> **Excerpted text**:
#####

Audio, Past Event, Social Justice, Urban Issues
Samuel Stein: Gentrification and the Real Estate State
Author and urbanist Samuel Stein joined us on May 21, 2019 for a discussion on the politics of urban planning and real estate.
Based in New York City, Stein is the author of Capital City: Gentrification and the Real Estate State (Verso 2019), in which he explains the role of planners in the real estate state, as well as the remarkable power of planning to reclaim urban life.
Our cities are changing. Around the world, more and more money is being invested in buildings and land. Real estate is now a $217 trillion dollar industry, worth thirty-six times the value of all the gold ever mined. It forms sixty percent of global assets, and one of the most powerful people in the world — the president of the United States — made his name as a landlord and developer.
Samuel Stein shows that this explosive transformation of urban life and politics has been driven not only by the tastes of wealthy newcomers, but by the state-led process of urban planning. Planning agencies provide a unique window into the ways the state uses and is used by capital, and the means by which urban renovations are translated into rising real estate values and rising rents.

#####

> **Data excerpts**:
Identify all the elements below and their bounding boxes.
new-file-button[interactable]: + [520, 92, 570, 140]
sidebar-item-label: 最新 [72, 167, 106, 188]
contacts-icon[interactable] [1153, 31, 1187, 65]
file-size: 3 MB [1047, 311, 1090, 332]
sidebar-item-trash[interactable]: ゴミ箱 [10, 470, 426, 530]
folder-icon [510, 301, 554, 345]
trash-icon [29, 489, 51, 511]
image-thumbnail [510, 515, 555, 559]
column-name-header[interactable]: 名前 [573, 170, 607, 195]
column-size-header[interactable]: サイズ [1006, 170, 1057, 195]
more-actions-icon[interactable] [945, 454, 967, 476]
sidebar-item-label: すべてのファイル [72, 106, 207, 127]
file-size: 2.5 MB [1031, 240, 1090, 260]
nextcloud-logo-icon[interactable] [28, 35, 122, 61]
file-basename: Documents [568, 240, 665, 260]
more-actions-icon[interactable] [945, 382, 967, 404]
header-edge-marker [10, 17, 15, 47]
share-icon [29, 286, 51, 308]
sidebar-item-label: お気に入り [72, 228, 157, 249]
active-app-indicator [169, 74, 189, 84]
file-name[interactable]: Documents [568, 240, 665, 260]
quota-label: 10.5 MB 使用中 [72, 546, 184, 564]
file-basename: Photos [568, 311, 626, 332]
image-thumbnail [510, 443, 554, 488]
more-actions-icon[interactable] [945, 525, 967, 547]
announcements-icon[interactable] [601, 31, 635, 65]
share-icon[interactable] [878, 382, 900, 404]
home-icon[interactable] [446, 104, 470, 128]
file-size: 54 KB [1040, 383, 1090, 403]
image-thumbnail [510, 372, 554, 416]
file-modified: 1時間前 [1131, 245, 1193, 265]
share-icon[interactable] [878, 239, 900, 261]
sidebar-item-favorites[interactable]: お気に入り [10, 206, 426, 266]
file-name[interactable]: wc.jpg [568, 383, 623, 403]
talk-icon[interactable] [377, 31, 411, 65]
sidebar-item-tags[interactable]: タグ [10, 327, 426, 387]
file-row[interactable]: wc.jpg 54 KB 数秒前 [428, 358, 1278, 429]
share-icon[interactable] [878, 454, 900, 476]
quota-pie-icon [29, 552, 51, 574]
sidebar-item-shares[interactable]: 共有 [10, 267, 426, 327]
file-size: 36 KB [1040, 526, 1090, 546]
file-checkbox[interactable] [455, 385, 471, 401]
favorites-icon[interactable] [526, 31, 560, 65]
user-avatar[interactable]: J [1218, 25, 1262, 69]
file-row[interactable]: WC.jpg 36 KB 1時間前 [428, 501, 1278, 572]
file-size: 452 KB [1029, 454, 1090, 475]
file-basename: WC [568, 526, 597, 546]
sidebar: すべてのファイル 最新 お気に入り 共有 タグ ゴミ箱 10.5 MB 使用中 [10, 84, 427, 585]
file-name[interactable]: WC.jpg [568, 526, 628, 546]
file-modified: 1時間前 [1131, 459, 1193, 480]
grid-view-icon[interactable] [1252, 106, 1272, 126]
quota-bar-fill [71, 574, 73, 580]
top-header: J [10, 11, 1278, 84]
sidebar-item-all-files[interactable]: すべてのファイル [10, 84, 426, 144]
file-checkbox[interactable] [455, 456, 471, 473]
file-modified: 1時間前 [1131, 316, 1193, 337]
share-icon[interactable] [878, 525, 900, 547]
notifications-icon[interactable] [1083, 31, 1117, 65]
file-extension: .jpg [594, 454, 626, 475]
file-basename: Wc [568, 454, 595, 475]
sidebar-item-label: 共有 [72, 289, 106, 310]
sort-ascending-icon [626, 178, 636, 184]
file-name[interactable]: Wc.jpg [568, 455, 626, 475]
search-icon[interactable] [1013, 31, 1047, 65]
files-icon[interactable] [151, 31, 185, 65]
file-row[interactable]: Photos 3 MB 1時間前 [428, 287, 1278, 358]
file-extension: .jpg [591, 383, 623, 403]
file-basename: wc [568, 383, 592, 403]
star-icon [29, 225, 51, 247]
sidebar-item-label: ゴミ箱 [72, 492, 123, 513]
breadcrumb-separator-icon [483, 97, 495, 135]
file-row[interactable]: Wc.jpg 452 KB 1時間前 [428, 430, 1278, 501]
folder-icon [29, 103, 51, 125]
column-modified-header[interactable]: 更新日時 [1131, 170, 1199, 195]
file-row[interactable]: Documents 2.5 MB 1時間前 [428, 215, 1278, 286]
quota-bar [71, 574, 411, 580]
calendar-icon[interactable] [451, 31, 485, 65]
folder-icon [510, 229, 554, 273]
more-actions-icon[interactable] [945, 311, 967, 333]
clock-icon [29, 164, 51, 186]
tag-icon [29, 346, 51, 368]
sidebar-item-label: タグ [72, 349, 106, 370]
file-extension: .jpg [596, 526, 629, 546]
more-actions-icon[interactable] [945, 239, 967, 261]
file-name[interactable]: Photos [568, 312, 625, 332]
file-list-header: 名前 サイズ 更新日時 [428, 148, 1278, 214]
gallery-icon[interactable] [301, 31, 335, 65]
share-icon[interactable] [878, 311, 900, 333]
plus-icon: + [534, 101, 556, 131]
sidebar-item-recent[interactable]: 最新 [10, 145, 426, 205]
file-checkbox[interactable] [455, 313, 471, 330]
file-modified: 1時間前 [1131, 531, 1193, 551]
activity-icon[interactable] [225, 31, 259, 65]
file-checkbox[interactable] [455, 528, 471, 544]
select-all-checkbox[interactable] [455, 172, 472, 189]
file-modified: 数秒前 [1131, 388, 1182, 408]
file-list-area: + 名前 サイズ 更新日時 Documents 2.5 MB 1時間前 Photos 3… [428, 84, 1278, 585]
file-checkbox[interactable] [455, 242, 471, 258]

#####

> **Brief 1**: Please reproduce the text on Samuel Stein and the real estate state word for word, from "Audio, Past Event, Social" up to and including "landlord and developer.".
> **Brief 2**: Carry on the text on Samuel Stein and the real estate state past its final sentence.

> **Written reply 1**:
Audio, Past Event, Social Justice, Urban Issues
Samuel Stein: Gentrification and the Real Estate State
Author and urbanist Samuel Stein joined us on May 21, 2019 for a discussion on the politics of urban planning and real estate.
Based in New York City, Stein is the author of Capital City: Gentrification and the Real Estate State (Verso 2019), in which he explains the role of planners in the real estate state, as well as the remarkable power of planning to reclaim urban life.
Our cities are changing. Around the world, more and more money is being invested in buildings and land. Real estate is now a $217 trillion dollar industry, worth thirty-six times the value of all the gold ever mined. It forms sixty percent of global assets, and one of the most powerful people in the world — the president of the United States — made his name as a landlord and developer.

> **Written reply 2**:
Moderated by Jeff Derksen, Dean of Graduate and Postdoctoral Studies at SFU.
About Our Speaker
Samuel Stein
Samuel Stein studies geography at the Graduate Center of the City University of New York and teaches urban studies at Hunter College. His writing on planning politics has been published by Jacobin, The Journal of Urban Affairs, Metropolitics, and many other magazines and journals.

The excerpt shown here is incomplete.